Check each line of the entries below for the string "mujeres" and state how many lines have it, with no other text.

Data records
####

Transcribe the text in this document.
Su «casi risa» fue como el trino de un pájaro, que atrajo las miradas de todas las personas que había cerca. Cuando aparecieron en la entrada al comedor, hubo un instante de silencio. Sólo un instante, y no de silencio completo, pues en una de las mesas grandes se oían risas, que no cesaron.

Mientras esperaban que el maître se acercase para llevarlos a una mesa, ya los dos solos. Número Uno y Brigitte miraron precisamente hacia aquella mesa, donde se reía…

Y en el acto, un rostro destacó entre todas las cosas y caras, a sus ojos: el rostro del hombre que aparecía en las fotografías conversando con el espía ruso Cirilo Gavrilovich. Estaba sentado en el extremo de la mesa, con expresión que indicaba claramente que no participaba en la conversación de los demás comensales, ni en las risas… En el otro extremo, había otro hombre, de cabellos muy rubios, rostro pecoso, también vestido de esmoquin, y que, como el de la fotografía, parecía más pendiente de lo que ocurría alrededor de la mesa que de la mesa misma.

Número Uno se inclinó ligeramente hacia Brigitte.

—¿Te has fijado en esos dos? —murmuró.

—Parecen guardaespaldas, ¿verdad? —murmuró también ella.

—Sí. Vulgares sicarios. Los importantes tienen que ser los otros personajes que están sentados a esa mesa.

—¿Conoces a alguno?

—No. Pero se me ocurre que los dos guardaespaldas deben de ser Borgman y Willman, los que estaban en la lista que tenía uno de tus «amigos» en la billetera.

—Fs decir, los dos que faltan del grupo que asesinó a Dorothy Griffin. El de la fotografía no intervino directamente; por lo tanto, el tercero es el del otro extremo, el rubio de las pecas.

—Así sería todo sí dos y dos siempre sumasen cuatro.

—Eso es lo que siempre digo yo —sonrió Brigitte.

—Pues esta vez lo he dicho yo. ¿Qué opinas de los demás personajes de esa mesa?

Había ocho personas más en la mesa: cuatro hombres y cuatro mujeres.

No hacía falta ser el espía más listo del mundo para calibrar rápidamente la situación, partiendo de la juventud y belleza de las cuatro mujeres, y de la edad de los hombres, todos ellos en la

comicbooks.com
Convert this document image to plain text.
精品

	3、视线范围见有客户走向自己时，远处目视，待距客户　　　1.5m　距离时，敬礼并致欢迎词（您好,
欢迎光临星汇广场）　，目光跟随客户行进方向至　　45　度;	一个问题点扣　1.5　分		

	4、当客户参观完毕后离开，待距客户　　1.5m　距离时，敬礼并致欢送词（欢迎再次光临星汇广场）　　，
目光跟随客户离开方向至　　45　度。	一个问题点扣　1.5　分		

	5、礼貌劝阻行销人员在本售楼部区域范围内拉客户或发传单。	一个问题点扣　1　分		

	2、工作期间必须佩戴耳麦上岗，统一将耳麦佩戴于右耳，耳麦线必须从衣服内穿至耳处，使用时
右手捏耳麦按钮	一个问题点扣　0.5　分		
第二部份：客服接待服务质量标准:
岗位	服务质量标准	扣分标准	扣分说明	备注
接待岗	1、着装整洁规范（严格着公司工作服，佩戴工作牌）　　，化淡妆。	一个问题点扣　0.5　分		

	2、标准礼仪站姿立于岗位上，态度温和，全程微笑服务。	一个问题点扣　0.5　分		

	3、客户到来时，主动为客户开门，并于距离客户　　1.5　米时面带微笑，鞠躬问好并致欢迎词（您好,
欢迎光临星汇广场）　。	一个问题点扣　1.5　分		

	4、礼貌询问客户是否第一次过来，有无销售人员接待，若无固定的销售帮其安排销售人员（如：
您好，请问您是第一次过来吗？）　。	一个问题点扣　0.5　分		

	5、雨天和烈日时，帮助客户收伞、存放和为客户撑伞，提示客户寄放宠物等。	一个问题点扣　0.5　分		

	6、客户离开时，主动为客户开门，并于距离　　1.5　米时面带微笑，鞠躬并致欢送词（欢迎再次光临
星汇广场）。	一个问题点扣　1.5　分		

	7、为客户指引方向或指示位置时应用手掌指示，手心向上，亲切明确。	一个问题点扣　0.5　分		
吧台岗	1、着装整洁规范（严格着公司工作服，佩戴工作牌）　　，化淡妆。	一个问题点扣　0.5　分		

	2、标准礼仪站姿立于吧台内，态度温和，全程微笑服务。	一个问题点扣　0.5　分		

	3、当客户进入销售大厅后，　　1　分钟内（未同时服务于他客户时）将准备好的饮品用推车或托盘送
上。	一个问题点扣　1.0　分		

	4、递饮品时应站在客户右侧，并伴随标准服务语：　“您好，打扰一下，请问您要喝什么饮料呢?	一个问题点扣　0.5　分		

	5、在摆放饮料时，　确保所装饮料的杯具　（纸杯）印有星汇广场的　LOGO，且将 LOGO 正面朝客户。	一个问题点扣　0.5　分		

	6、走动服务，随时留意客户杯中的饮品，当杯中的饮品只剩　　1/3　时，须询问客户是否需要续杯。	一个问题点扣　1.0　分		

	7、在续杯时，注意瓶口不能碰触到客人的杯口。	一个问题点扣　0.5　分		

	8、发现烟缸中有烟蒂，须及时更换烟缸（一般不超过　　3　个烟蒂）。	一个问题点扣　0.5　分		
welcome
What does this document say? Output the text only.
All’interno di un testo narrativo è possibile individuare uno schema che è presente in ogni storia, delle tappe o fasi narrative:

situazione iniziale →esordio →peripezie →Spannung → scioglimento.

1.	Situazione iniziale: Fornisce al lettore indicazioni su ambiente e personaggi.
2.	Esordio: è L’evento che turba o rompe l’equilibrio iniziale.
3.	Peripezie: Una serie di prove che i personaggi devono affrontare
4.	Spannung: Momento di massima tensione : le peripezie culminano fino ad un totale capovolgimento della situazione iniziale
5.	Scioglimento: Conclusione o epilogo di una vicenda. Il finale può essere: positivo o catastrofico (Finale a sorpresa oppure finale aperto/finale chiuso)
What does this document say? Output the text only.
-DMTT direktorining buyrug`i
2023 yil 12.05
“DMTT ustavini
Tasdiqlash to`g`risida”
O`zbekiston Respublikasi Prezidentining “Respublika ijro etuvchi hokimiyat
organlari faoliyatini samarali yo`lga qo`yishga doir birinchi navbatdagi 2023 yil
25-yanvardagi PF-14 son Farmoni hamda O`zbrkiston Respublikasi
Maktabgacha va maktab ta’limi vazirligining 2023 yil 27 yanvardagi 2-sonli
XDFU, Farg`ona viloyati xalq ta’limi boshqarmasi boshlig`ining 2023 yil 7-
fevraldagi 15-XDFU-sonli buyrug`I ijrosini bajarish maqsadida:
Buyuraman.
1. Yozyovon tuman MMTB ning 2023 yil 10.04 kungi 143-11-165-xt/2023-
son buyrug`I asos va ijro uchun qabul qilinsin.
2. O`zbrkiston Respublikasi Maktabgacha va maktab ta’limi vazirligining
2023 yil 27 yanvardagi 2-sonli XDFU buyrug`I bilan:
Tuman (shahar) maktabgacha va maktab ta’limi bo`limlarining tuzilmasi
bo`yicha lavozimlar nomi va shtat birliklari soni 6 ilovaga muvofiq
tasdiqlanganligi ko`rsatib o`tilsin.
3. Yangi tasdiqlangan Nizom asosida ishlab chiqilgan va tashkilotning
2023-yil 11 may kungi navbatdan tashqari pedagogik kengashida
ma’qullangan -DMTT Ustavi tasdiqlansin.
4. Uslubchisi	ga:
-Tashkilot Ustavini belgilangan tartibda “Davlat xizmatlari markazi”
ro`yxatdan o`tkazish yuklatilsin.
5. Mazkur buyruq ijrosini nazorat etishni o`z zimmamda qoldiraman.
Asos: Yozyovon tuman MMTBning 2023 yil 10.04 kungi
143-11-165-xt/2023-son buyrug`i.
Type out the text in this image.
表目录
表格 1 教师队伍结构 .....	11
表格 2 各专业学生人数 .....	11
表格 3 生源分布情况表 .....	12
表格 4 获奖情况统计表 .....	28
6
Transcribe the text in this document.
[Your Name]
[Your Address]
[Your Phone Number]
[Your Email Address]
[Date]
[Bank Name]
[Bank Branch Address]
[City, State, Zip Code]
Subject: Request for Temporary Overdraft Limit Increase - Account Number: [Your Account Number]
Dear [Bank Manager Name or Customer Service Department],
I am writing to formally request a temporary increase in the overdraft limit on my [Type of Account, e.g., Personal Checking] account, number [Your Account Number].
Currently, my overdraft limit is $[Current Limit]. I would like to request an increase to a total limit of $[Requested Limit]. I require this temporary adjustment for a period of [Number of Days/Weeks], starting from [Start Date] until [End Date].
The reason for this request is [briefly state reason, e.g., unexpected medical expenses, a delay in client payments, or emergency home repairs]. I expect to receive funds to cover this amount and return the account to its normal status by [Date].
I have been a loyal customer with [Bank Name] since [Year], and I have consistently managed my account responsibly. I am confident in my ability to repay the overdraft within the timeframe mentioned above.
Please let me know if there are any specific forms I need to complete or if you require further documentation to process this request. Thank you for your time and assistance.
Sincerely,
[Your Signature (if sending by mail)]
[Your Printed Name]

####

**WORKED SOLUTION:**
2